#### [PASSAGE GIVEN]
We observed below exception occurred and got the process crashed. We planed to migrate WSP to 3.0 soon to Production, which has 400 client users, so it's very critial for us to figure out what exactly happened. Can you please provide some comments about this? Is that because the content of message received is invalid or corrupted. We just observed this exception just once, so far, cannot reproduce it. Can you suggest what might be the root cause and what we can do to handle this?
Exception: 
    Logged: 11/13/2013 9:47:33 AM
    Application: WspEventRouter.exe 
    Framework Version: v4.0.30319
    Description: The process was terminated due to an unhandled exception.
    Exception Info: System.ArgumentException
    Stack:
    at System.Buffer.BlockCopy(System.Array, Int32, System.Array, Int32, Int32)
    at Microsoft.WebSolutionsPlatform.PubSubManager.WspEvent.ChangeInRouterName(Byte[], Byte[], System.String)
    at Microsoft.WebSolutionsPlatform.Router.Router+CommunicationHandler.ProcessReceive(System.Net.Sockets.SocketAsyncEventArgs)
     at System.Threading.ExecutionContext.RunInternal(System.Threading.ExecutionContext, System.Threading.ContextCallback, System.Object, Boolean)
    at System.Threading.ExecutionContext.Run(System.Threading.ExecutionContext, System.Threading.ContextCallback, System.Object, Boolean)
    at System.Threading.ExecutionContext.Run(System.Threading.ExecutionContext, System.Threading.ContextCallback, System.Object)
    at System.Net.Sockets.SocketAsyncEventArgs.FinishOperationSuccess(System.Net.Sockets.SocketError, Int32, System.Net.Sockets.SocketFlags)

Element and region listings:
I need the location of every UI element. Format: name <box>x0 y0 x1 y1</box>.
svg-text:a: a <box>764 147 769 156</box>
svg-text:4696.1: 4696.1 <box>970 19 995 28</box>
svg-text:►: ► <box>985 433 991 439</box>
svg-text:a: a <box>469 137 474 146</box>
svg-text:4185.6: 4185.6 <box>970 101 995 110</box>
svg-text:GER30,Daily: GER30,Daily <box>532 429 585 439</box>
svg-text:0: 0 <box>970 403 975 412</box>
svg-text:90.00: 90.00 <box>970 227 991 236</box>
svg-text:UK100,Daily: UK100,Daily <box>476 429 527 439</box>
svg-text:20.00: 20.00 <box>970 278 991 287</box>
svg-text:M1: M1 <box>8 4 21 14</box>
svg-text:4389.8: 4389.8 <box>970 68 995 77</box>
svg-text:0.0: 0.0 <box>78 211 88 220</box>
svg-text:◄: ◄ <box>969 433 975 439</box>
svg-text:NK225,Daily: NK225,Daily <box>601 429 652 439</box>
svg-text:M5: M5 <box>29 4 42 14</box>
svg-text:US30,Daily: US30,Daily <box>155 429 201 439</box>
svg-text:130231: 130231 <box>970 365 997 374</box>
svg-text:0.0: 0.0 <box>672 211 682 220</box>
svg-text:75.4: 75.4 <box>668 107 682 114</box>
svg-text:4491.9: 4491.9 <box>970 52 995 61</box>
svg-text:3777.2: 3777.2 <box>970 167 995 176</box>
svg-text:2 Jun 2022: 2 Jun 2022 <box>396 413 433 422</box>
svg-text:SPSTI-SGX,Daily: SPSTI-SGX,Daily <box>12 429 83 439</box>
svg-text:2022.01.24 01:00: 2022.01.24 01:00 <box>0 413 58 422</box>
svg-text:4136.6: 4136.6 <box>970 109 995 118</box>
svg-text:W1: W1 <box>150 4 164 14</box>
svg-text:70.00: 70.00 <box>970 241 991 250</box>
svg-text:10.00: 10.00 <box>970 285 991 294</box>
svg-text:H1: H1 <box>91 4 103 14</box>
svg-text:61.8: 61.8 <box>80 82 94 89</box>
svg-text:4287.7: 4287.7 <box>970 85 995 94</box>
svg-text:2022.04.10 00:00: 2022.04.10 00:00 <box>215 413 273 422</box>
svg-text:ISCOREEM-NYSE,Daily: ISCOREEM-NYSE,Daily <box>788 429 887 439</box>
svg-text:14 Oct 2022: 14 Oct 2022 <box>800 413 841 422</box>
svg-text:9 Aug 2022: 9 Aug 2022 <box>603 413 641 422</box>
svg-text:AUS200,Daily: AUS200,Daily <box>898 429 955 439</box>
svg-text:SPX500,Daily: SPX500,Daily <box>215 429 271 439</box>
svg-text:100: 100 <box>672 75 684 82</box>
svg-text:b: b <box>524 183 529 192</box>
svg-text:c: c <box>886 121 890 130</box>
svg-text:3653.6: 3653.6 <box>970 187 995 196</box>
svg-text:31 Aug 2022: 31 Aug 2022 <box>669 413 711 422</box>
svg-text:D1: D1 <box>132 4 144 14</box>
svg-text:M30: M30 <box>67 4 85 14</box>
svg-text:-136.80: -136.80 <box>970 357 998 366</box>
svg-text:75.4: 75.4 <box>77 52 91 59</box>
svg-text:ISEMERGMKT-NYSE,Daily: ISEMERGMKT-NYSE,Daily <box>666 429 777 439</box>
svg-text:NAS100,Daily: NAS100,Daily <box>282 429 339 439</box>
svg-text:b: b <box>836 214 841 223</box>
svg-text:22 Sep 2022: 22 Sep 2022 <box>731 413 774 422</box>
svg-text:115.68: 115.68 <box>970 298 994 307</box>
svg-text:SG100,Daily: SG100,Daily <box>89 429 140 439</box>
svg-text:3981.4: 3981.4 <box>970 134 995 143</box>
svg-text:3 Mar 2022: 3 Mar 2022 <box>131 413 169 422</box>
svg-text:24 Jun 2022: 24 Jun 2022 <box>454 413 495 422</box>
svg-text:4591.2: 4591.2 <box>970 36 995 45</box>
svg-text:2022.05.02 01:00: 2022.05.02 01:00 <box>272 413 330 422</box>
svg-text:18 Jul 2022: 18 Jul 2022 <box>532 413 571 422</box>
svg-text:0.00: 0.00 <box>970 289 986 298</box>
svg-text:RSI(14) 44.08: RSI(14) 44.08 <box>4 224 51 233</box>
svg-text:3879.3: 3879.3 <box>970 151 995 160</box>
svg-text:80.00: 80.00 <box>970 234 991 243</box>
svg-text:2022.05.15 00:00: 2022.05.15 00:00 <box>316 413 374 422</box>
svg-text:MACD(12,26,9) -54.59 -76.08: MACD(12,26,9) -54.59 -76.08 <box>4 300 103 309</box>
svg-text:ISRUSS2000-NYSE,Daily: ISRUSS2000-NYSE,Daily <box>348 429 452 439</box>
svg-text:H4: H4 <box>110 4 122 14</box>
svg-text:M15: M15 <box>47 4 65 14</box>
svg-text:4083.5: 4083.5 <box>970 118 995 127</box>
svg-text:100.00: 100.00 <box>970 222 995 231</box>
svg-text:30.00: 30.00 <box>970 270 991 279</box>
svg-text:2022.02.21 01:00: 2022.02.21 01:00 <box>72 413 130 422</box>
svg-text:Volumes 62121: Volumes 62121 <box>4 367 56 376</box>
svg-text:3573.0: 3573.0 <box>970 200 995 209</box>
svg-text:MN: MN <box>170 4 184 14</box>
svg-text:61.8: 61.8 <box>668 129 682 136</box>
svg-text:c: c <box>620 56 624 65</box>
==
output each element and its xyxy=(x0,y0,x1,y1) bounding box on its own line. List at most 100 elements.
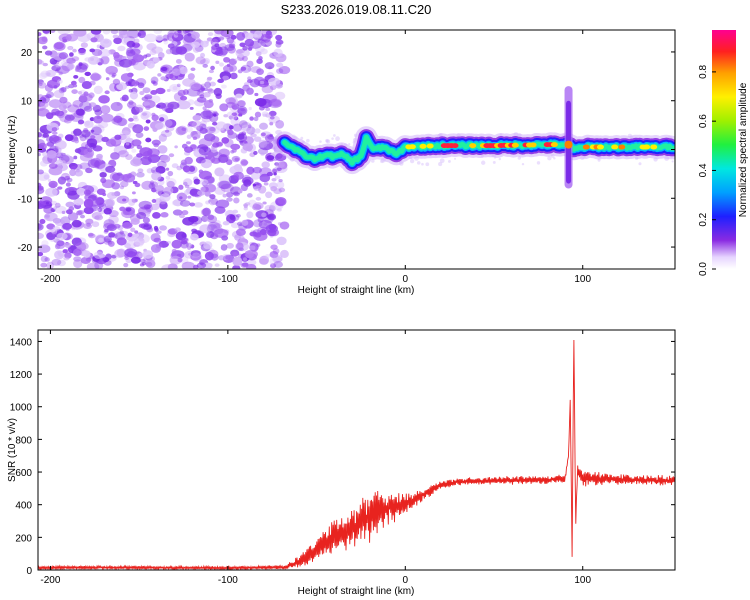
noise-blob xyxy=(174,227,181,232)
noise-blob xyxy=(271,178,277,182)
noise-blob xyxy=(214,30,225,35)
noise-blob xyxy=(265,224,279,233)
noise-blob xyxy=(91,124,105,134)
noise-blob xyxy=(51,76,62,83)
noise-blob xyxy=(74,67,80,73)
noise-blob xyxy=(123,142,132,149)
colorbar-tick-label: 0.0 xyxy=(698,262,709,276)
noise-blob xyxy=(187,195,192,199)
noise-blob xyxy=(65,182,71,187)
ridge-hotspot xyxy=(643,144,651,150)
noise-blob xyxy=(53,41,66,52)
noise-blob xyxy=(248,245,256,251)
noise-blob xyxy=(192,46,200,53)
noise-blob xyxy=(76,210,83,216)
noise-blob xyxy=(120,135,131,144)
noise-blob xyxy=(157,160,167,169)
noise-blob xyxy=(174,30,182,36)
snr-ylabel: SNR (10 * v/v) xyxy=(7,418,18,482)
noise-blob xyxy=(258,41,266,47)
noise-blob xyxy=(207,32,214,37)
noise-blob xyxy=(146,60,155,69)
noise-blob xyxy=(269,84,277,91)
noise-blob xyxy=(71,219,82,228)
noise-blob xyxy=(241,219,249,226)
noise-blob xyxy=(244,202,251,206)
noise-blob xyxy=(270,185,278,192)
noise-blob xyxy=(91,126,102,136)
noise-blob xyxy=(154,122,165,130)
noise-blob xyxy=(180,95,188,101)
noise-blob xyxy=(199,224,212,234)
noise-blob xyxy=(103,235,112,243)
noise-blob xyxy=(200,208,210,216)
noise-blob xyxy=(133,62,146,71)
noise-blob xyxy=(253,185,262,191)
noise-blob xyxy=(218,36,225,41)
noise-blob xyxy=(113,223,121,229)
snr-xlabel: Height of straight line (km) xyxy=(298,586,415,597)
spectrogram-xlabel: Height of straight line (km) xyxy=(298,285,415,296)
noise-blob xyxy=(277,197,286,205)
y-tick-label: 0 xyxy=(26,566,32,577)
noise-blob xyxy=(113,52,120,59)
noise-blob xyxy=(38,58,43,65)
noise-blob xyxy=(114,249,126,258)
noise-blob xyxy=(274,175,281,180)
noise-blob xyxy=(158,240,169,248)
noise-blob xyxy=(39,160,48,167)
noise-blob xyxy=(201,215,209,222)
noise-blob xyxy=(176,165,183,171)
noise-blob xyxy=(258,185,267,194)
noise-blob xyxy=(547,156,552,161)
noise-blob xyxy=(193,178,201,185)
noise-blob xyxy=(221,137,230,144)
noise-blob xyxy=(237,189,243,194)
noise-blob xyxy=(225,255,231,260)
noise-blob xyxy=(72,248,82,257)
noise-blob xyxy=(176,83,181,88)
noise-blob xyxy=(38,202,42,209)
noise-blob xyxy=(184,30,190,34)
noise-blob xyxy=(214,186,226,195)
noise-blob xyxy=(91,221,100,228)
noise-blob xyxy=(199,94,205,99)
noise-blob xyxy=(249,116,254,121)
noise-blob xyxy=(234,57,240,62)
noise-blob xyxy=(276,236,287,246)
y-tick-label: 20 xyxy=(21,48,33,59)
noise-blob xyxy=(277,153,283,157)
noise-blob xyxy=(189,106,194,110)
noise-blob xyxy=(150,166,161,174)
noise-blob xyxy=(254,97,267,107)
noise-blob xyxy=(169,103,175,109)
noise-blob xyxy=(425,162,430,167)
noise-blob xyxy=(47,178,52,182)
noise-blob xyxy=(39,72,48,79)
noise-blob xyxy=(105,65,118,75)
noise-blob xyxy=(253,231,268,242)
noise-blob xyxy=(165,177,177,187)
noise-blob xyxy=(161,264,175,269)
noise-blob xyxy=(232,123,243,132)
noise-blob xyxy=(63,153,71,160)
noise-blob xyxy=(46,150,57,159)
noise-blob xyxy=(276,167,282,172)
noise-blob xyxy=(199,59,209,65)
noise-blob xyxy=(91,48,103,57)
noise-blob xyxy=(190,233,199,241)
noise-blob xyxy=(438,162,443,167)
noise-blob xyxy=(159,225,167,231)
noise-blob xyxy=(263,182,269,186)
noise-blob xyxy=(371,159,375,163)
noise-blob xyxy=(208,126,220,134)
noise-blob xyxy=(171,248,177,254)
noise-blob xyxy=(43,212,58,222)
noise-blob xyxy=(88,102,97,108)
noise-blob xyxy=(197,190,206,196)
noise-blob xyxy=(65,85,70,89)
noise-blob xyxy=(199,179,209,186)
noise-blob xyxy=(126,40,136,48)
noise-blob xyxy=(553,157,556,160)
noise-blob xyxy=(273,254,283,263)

#### [REQUIRED WORK]
(a) According to the forum post, how many client users does the production environment have?
(b) Please echo the forum post between "We observed below" and "an unhandled exception.", inclusive.
Nothing here depends on the records.

#### [RESULTS OF THE EXERCISE]
(a) 400 client users

(b)
We observed below exception occurred and got the process crashed. We planed to migrate WSP to 3.0 soon to Production, which has 400 client users, so it's very critial for us to figure out what exactly happened. Can you please provide some comments about this? Is that because the content of message received is invalid or corrupted. We just observed this exception just once, so far, cannot reproduce it. Can you suggest what might be the root cause and what we can do to handle this?
Exception: 
    Logged: 11/13/2013 9:47:33 AM
    Application: WspEventRouter.exe 
    Framework Version: v4.0.30319
    Description: The process was terminated due to an unhandled exception.